Recorded data =
====================
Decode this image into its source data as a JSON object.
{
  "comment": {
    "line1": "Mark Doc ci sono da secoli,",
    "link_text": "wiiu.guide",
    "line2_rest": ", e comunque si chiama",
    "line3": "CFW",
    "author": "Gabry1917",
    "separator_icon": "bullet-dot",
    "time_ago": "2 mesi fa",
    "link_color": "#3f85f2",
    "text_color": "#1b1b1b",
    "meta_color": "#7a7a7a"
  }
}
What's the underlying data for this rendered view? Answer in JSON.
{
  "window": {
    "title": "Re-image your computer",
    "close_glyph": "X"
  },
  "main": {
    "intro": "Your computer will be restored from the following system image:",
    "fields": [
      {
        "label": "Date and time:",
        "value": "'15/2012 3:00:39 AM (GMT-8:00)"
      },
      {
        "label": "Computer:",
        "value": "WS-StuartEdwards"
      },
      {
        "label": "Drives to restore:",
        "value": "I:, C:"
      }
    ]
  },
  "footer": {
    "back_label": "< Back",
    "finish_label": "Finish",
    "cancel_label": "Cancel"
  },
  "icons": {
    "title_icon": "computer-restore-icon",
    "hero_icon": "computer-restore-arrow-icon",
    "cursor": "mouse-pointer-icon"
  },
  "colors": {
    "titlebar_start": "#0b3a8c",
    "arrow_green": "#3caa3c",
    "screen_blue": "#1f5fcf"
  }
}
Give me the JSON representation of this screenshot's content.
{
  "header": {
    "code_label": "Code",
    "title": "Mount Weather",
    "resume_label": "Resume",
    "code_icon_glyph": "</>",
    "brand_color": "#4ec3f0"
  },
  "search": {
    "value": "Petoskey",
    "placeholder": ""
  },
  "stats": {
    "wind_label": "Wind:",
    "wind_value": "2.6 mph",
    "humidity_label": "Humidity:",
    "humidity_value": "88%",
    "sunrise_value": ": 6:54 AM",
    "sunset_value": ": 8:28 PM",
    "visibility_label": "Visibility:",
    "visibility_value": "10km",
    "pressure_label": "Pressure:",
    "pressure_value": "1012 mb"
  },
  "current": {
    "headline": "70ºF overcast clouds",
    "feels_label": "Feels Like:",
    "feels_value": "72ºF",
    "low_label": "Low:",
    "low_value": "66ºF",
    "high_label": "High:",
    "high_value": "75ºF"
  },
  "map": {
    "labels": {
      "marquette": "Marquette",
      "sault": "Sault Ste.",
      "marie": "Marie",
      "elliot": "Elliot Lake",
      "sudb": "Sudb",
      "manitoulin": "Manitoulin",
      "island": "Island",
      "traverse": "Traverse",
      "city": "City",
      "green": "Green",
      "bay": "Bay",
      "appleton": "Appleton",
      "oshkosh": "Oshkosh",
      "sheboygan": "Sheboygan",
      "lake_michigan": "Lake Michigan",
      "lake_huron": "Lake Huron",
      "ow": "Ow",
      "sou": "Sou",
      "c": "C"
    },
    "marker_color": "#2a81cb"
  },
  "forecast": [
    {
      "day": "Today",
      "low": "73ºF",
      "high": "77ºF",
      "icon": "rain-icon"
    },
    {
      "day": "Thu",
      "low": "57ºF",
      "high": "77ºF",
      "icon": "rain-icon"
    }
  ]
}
====================
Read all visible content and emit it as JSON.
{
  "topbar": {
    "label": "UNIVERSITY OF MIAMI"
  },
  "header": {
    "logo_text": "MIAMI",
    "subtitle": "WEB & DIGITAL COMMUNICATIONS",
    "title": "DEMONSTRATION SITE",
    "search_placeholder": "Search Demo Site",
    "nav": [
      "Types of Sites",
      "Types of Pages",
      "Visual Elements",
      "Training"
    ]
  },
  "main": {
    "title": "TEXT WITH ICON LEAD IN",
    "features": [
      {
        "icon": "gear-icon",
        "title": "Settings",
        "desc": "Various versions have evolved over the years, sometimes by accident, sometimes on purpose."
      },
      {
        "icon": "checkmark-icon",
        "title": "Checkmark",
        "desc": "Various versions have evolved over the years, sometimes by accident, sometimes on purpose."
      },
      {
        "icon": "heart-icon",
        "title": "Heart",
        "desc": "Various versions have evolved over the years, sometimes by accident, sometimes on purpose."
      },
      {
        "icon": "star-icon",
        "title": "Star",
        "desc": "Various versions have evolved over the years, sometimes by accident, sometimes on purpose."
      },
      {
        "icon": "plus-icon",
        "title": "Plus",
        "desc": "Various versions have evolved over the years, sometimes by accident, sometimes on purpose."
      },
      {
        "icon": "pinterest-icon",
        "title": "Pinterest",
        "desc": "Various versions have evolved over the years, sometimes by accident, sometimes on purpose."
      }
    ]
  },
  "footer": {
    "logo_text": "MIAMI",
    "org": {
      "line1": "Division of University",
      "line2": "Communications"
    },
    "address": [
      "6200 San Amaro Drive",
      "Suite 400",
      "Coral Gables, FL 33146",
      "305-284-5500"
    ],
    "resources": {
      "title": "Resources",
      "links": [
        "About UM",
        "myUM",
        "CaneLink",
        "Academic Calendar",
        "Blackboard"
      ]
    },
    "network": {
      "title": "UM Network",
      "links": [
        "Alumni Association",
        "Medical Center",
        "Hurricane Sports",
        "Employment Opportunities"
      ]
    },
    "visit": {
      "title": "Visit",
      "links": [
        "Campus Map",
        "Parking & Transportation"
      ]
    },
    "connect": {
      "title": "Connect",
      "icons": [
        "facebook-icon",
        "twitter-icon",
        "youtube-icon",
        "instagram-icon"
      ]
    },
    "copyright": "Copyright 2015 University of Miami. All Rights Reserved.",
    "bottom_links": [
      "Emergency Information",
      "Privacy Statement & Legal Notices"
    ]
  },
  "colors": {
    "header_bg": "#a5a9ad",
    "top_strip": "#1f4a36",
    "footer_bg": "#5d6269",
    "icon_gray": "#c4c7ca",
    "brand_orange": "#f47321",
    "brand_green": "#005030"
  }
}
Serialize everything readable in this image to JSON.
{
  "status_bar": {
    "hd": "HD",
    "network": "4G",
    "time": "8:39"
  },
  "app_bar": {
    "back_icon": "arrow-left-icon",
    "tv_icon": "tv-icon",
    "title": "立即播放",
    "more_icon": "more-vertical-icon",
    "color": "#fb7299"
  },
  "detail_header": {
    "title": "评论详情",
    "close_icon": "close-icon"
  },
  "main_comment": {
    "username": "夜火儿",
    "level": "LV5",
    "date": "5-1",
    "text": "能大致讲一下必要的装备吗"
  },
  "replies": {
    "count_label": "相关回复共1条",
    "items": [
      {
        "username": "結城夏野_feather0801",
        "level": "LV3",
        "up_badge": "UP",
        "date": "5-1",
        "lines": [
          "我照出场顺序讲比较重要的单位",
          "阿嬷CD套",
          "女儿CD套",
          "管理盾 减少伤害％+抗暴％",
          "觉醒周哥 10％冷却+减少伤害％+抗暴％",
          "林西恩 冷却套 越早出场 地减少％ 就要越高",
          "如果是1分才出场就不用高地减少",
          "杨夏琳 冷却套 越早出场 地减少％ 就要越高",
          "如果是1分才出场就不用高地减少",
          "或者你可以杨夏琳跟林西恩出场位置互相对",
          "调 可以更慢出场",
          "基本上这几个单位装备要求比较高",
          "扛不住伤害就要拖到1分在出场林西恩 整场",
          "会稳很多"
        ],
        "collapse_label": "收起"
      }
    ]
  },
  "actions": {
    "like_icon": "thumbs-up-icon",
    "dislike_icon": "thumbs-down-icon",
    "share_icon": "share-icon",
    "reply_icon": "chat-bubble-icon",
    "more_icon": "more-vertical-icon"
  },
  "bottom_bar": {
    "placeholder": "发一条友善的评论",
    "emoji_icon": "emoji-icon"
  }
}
====================
Exercise prompt =
List every line in the records above that contains the word "more".

Result of this exercise =
    "more_icon": "more-vertical-icon",
    "more_icon": "more-vertical-icon"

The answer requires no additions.